Exercise description
Pull out every row below and reproduce each line character for character.

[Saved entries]
————————

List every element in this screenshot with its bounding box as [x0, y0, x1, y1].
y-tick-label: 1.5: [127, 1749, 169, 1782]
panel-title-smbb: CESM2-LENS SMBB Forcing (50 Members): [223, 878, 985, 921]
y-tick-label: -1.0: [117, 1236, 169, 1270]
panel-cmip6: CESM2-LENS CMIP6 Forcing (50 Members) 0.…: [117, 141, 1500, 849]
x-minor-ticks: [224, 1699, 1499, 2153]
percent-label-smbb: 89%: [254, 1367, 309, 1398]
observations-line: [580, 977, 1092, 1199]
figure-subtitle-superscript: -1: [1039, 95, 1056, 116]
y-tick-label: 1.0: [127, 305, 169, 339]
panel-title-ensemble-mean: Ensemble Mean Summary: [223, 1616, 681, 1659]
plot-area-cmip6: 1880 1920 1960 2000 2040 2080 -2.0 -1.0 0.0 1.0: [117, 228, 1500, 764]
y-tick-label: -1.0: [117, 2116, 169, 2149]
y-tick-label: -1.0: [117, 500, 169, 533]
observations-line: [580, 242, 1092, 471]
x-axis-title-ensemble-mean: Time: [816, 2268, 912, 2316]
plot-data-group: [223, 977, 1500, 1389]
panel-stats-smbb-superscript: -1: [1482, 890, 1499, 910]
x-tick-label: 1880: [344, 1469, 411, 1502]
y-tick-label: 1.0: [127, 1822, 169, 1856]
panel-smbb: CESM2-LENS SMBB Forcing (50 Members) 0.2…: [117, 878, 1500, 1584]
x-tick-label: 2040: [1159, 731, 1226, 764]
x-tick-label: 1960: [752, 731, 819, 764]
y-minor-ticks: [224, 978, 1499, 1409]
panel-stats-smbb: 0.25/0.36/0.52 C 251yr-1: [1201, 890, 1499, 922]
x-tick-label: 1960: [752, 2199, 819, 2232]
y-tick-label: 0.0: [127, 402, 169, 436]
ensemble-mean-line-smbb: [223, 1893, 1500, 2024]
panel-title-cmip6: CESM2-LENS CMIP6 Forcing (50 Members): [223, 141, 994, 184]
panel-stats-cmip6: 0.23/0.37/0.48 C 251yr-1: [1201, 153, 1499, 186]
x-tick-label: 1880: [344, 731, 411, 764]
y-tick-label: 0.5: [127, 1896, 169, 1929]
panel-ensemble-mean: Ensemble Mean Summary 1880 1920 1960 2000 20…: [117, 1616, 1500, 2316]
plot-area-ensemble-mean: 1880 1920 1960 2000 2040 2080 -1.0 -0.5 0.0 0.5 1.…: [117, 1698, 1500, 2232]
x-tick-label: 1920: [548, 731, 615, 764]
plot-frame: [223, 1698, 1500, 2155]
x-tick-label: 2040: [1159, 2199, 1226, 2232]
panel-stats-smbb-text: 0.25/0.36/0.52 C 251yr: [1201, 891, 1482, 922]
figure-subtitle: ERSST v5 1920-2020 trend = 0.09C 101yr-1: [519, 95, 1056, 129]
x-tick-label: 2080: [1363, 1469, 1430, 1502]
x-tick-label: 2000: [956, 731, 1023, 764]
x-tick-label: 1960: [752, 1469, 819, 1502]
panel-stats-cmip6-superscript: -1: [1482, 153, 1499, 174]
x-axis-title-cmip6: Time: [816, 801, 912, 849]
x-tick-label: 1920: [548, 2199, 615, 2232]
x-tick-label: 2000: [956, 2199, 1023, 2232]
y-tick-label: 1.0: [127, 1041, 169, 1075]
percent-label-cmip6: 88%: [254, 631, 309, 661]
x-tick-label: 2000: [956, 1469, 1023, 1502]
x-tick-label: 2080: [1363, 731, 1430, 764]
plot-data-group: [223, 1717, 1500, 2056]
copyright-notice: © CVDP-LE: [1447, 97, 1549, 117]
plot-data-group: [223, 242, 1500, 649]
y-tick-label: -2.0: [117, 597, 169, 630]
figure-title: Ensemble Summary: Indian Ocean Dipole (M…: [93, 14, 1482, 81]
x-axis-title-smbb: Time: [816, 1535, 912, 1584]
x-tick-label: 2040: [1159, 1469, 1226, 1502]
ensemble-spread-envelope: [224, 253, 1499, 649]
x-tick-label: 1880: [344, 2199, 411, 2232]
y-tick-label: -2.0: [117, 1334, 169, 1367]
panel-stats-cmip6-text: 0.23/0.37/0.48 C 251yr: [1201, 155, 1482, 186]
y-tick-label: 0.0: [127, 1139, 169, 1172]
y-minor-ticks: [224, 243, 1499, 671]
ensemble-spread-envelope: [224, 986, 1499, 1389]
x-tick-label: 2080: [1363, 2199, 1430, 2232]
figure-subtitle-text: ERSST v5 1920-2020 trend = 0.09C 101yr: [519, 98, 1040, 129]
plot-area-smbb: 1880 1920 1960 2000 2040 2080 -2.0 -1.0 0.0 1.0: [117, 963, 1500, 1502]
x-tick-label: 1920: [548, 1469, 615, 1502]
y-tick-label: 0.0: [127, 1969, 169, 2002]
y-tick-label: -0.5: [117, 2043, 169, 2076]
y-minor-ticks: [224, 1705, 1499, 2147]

————————

Reply to the exercise
List every element in this screenshot with its bounding box as [x0, y0, x1, y1].
y-tick-label: 1.5: [127, 1749, 169, 1782]
panel-title-smbb: CESM2-LENS SMBB Forcing (50 Members): [223, 878, 985, 921]
y-tick-label: -1.0: [117, 1236, 169, 1270]
panel-cmip6: CESM2-LENS CMIP6 Forcing (50 Members) 0.…: [117, 141, 1500, 849]
x-minor-ticks: [224, 1699, 1499, 2153]
percent-label-smbb: 89%: [254, 1367, 309, 1398]
observations-line: [580, 977, 1092, 1199]
figure-subtitle-superscript: -1: [1039, 95, 1056, 116]
y-tick-label: 1.0: [127, 305, 169, 339]
panel-title-ensemble-mean: Ensemble Mean Summary: [223, 1616, 681, 1659]
plot-area-cmip6: 1880 1920 1960 2000 2040 2080 -2.0 -1.0 0.0 1.0: [117, 228, 1500, 764]
y-tick-label: -1.0: [117, 2116, 169, 2149]
y-tick-label: -1.0: [117, 500, 169, 533]
observations-line: [580, 242, 1092, 471]
x-axis-title-ensemble-mean: Time: [816, 2268, 912, 2316]
plot-data-group: [223, 977, 1500, 1389]
panel-stats-smbb-superscript: -1: [1482, 890, 1499, 910]
x-tick-label: 1880: [344, 1469, 411, 1502]
y-tick-label: 1.0: [127, 1822, 169, 1856]
panel-smbb: CESM2-LENS SMBB Forcing (50 Members) 0.2…: [117, 878, 1500, 1584]
x-tick-label: 2040: [1159, 731, 1226, 764]
x-tick-label: 1960: [752, 731, 819, 764]
y-minor-ticks: [224, 978, 1499, 1409]
panel-stats-smbb: 0.25/0.36/0.52 C 251yr-1: [1201, 890, 1499, 922]
x-tick-label: 1960: [752, 2199, 819, 2232]
y-tick-label: 0.0: [127, 402, 169, 436]
ensemble-mean-line-smbb: [223, 1893, 1500, 2024]
panel-title-cmip6: CESM2-LENS CMIP6 Forcing (50 Members): [223, 141, 994, 184]
panel-stats-cmip6: 0.23/0.37/0.48 C 251yr-1: [1201, 153, 1499, 186]
x-tick-label: 1880: [344, 731, 411, 764]
y-tick-label: 0.5: [127, 1896, 169, 1929]
panel-ensemble-mean: Ensemble Mean Summary 1880 1920 1960 2000 20…: [117, 1616, 1500, 2316]
plot-area-ensemble-mean: 1880 1920 1960 2000 2040 2080 -1.0 -0.5 0.0 0.5 1.…: [117, 1698, 1500, 2232]
x-tick-label: 1920: [548, 731, 615, 764]
plot-frame: [223, 1698, 1500, 2155]
x-tick-label: 2040: [1159, 2199, 1226, 2232]
panel-stats-smbb-text: 0.25/0.36/0.52 C 251yr: [1201, 891, 1482, 922]
figure-subtitle: ERSST v5 1920-2020 trend = 0.09C 101yr-1: [519, 95, 1056, 129]
x-tick-label: 2080: [1363, 1469, 1430, 1502]
x-tick-label: 2000: [956, 731, 1023, 764]
x-tick-label: 1960: [752, 1469, 819, 1502]
panel-stats-cmip6-superscript: -1: [1482, 153, 1499, 174]
x-axis-title-cmip6: Time: [816, 801, 912, 849]
x-tick-label: 1920: [548, 2199, 615, 2232]
x-tick-label: 2000: [956, 2199, 1023, 2232]
y-tick-label: 1.0: [127, 1041, 169, 1075]
percent-label-cmip6: 88%: [254, 631, 309, 661]
x-tick-label: 2000: [956, 1469, 1023, 1502]
x-tick-label: 2080: [1363, 731, 1430, 764]
plot-data-group: [223, 1717, 1500, 2056]
copyright-notice: © CVDP-LE: [1447, 97, 1549, 117]
plot-data-group: [223, 242, 1500, 649]
y-tick-label: -2.0: [117, 597, 169, 630]
figure-title: Ensemble Summary: Indian Ocean Dipole (M…: [93, 14, 1482, 81]
x-axis-title-smbb: Time: [816, 1535, 912, 1584]
x-tick-label: 2040: [1159, 1469, 1226, 1502]
ensemble-spread-envelope: [224, 253, 1499, 649]
x-tick-label: 1880: [344, 2199, 411, 2232]
y-tick-label: -2.0: [117, 1334, 169, 1367]
panel-stats-cmip6-text: 0.23/0.37/0.48 C 251yr: [1201, 155, 1482, 186]
y-tick-label: 0.0: [127, 1139, 169, 1172]
y-minor-ticks: [224, 243, 1499, 671]
ensemble-spread-envelope: [224, 986, 1499, 1389]
x-tick-label: 2080: [1363, 2199, 1430, 2232]
figure-subtitle-text: ERSST v5 1920-2020 trend = 0.09C 101yr: [519, 98, 1040, 129]
plot-area-smbb: 1880 1920 1960 2000 2040 2080 -2.0 -1.0 0.0 1.0: [117, 963, 1500, 1502]
x-tick-label: 1920: [548, 1469, 615, 1502]
y-tick-label: 0.0: [127, 1969, 169, 2002]
y-tick-label: -0.5: [117, 2043, 169, 2076]
y-minor-ticks: [224, 1705, 1499, 2147]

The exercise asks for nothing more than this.